**CONSIGNE A**
Recopiez à l'identique tout ce qui va du début des enregistrements ci-dessous jusqu'à la ligne contenant « Give me the », cette ligne comprise. Laissez les images de côté dans votre réponse.

**EXTRAIT DU DOCUMENT**
________

Trilport est une des 742 communes désignées comme « hors la loi » par certains médias du fait du non respect de l’article de la loi SRU relatice à la proportion de logement social. Comment justifier l’injustifiable ? Une réponse peut être politiquement non correcte et qui va à l’encontre des idées reçues, mais que j’assume pleinement.
Certains rappels s’imposent afin d’aborder le fond des choses et de ne pas s’arrêter aux seuls aspects médiatiques d’une question essentielle aujourd’hui, celle de disposer du droit d’avoir un logement décent et d’y vivre.
Premier rappel, l’attachement de ma ville au logement social ne date pas des trois dernières semaines. Nous n’avons en effet pas attendu la loi SRU ou le discours de Jacques Chirac pour créer du locatif social puisque nous possédons à l’heure actuelle un parc de 88 logements et sommes une des six villes de l’agglomération du Pays de Meaux (sur 18) à avoir mené une politique de ce type. Paradoxalement, les 12 villes de l’agglomération qui ne possèdent aucun logement social ne sont pas concernées par cette vague de répprobation, car n’atteignant pas le seuil des 3500 habitants, elles ne sont pas dans l’obligation de disposer de 20% de logements sociaux.
Second rappel, le territoire pertinent définit par le texte de loi est celui de l’agglomération. Membre de la Communauté d’Agglomération du Pays de Meaux (possédant plus de 50% de locatifs sociaux), il nous est apparu urgent , vu le nouveau contexte proposé par la loi SRU et la situation particulière du locatif dans l’agglomération (présence de deux zones sensibles, Beauval et Pierre Collinet) de mener une réflexion intercommunale partagée sur l’habitat social dans le cadre d’un Plan Local d’Habitat d’Agglomération, étude aujourd’hui en voie de validation.

________

**DONNÉES ENREGISTRÉES**
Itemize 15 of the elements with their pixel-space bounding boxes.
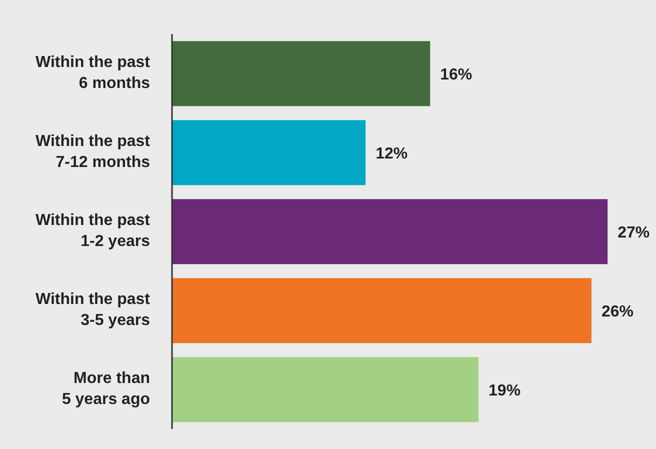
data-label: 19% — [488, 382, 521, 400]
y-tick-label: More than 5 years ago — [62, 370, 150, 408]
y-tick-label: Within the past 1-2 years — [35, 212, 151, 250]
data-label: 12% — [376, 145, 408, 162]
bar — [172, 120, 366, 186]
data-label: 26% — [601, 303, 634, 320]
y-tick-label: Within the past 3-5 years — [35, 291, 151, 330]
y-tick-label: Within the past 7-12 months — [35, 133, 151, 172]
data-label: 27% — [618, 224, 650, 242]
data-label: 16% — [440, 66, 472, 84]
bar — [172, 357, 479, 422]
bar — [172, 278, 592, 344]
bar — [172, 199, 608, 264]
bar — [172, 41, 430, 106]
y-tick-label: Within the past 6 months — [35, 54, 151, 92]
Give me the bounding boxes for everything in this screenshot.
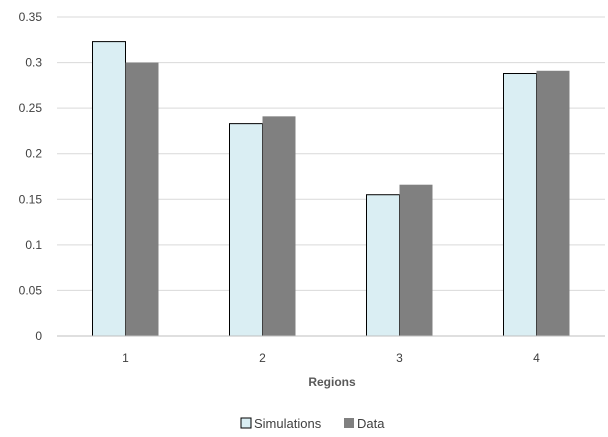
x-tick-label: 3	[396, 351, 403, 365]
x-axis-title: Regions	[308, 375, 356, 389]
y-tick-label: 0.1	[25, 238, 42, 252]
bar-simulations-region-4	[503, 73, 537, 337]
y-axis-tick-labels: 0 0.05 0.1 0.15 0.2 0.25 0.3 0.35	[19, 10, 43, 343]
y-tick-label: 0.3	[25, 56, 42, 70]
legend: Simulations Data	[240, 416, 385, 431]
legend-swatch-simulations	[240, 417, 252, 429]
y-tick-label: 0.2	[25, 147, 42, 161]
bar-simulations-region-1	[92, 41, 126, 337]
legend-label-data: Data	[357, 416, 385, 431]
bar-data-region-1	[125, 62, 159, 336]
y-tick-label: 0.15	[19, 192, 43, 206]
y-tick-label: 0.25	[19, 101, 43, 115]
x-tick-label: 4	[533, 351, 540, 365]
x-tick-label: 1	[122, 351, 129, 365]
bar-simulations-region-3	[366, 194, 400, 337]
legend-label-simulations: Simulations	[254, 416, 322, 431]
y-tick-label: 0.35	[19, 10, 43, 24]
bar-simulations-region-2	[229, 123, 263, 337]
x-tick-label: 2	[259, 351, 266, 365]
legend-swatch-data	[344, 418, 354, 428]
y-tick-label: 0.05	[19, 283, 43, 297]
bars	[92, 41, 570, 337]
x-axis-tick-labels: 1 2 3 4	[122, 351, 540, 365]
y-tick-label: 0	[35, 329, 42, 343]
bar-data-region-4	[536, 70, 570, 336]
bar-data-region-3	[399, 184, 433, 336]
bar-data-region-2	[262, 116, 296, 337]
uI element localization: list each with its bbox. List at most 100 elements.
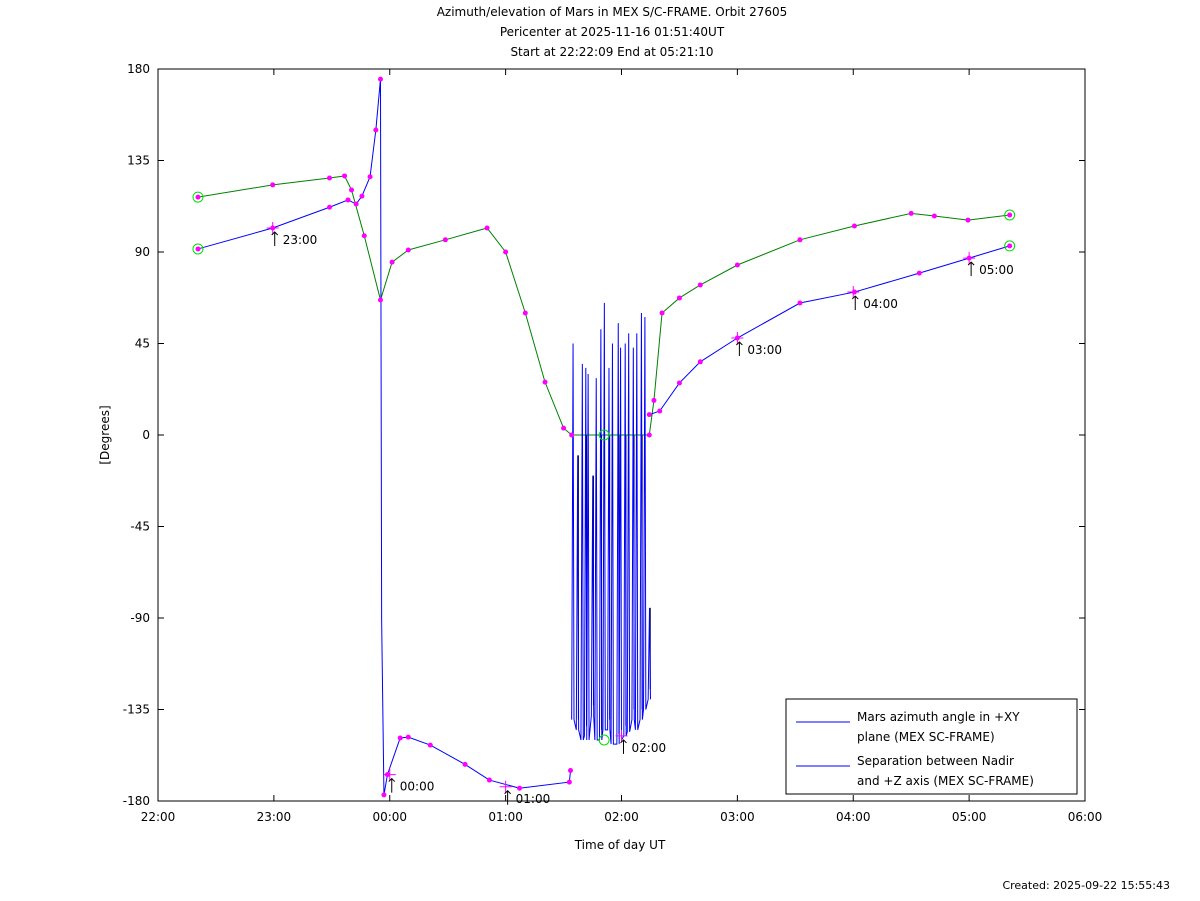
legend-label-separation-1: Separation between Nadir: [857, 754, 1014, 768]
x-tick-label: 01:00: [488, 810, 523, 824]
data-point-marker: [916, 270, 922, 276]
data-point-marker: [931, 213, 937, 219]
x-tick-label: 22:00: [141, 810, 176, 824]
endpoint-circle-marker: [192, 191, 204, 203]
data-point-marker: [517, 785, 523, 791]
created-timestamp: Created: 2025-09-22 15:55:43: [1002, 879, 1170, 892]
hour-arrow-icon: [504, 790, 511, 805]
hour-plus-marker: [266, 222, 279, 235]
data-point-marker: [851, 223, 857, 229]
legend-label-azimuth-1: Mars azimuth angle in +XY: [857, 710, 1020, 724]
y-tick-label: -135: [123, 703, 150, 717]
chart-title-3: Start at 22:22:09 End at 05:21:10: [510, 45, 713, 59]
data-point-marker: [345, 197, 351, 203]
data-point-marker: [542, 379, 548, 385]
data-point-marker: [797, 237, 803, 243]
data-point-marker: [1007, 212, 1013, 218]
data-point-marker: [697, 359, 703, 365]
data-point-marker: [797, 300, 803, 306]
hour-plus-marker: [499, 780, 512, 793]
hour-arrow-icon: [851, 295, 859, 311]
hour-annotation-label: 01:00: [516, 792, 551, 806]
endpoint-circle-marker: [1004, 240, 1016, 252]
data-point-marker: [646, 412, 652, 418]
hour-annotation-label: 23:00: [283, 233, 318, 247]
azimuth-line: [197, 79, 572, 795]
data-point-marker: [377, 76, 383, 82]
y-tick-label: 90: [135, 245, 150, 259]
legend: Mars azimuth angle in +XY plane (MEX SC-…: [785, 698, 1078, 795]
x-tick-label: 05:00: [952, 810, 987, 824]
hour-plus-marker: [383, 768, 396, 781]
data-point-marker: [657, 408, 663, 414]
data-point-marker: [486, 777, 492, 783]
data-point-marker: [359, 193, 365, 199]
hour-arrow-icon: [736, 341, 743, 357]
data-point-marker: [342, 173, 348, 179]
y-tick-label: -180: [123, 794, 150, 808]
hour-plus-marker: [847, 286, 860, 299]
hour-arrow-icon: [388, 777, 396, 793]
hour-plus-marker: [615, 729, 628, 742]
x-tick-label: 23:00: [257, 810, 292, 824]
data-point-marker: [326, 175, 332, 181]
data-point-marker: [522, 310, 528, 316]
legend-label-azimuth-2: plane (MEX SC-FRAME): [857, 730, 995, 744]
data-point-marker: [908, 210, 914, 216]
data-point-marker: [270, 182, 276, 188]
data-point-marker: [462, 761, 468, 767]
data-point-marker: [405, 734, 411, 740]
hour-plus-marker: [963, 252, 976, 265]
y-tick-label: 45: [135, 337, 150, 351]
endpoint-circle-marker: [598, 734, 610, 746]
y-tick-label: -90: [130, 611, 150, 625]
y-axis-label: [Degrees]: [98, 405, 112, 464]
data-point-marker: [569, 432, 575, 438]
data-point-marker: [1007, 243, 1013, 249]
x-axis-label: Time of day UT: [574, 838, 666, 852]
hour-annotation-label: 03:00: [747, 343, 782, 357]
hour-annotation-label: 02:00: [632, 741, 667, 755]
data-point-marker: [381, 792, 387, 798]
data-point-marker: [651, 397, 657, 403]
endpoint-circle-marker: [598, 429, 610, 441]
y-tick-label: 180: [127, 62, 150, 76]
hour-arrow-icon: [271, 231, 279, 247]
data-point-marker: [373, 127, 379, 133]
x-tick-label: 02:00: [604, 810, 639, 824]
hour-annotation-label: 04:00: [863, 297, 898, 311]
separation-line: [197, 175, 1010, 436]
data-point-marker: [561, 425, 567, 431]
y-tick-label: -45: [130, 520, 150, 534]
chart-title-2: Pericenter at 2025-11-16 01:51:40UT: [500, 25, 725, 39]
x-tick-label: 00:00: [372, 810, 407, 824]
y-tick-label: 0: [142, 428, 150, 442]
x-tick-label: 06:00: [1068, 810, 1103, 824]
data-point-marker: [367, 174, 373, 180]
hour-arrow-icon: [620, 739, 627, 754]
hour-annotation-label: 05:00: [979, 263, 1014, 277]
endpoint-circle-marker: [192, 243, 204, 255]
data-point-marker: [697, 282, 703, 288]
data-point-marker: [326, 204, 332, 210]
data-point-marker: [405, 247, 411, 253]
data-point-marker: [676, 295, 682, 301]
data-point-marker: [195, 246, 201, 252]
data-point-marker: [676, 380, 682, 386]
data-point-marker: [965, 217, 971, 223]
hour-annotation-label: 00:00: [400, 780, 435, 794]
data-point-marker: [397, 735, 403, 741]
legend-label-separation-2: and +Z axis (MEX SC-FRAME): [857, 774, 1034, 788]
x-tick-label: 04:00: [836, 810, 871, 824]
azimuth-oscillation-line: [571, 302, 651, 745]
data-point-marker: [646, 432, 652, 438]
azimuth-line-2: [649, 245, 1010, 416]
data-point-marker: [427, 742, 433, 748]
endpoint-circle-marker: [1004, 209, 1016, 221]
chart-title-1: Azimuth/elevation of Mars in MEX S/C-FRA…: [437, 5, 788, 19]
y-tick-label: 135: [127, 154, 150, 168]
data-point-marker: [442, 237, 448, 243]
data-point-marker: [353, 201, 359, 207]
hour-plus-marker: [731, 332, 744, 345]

________

**CONSIGNE B**
Répétez mot pour mot, s'il vous plaît, l'intégralité du texte ci-dessus sur Trilport et la loi SRU.

**RÉSULTAT OBTENU A**
Itemize 15 of the elements with their pixel-space bounding boxes.
data-label: 19% — [488, 382, 521, 400]
y-tick-label: More than 5 years ago — [62, 370, 150, 408]
y-tick-label: Within the past 1-2 years — [35, 212, 151, 250]
data-label: 12% — [376, 145, 408, 162]
bar — [172, 120, 366, 186]
data-label: 26% — [601, 303, 634, 320]
y-tick-label: Within the past 3-5 years — [35, 291, 151, 330]
y-tick-label: Within the past 7-12 months — [35, 133, 151, 172]
data-label: 27% — [618, 224, 650, 242]
data-label: 16% — [440, 66, 472, 84]
bar — [172, 357, 479, 422]
bar — [172, 278, 592, 344]
bar — [172, 199, 608, 264]
bar — [172, 41, 430, 106]
y-tick-label: Within the past 6 months — [35, 54, 151, 92]
Give me the bounding boxes for everything in this screenshot.

**RÉSULTAT OBTENU B**
Trilport est une des 742 communes désignées comme « hors la loi » par certains médias du fait du non respect de l’article de la loi SRU relatice à la proportion de logement social. Comment justifier l’injustifiable ? Une réponse peut être politiquement non correcte et qui va à l’encontre des idées reçues, mais que j’assume pleinement.
Certains rappels s’imposent afin d’aborder le fond des choses et de ne pas s’arrêter aux seuls aspects médiatiques d’une question essentielle aujourd’hui, celle de disposer du droit d’avoir un logement décent et d’y vivre.
Premier rappel, l’attachement de ma ville au logement social ne date pas des trois dernières semaines. Nous n’avons en effet pas attendu la loi SRU ou le discours de Jacques Chirac pour créer du locatif social puisque nous possédons à l’heure actuelle un parc de 88 logements et sommes une des six villes de l’agglomération du Pays de Meaux (sur 18) à avoir mené une politique de ce type. Paradoxalement, les 12 villes de l’agglomération qui ne possèdent aucun logement social ne sont pas concernées par cette vague de répprobation, car n’atteignant pas le seuil des 3500 habitants, elles ne sont pas dans l’obligation de disposer de 20% de logements sociaux.
Second rappel, le territoire pertinent définit par le texte de loi est celui de l’agglomération. Membre de la Communauté d’Agglomération du Pays de Meaux (possédant plus de 50% de locatifs sociaux), il nous est apparu urgent , vu le nouveau contexte proposé par la loi SRU et la situation particulière du locatif dans l’agglomération (présence de deux zones sensibles, Beauval et Pierre Collinet) de mener une réflexion intercommunale partagée sur l’habitat social dans le cadre d’un Plan Local d’Habitat d’Agglomération, étude aujourd’hui en voie de validation.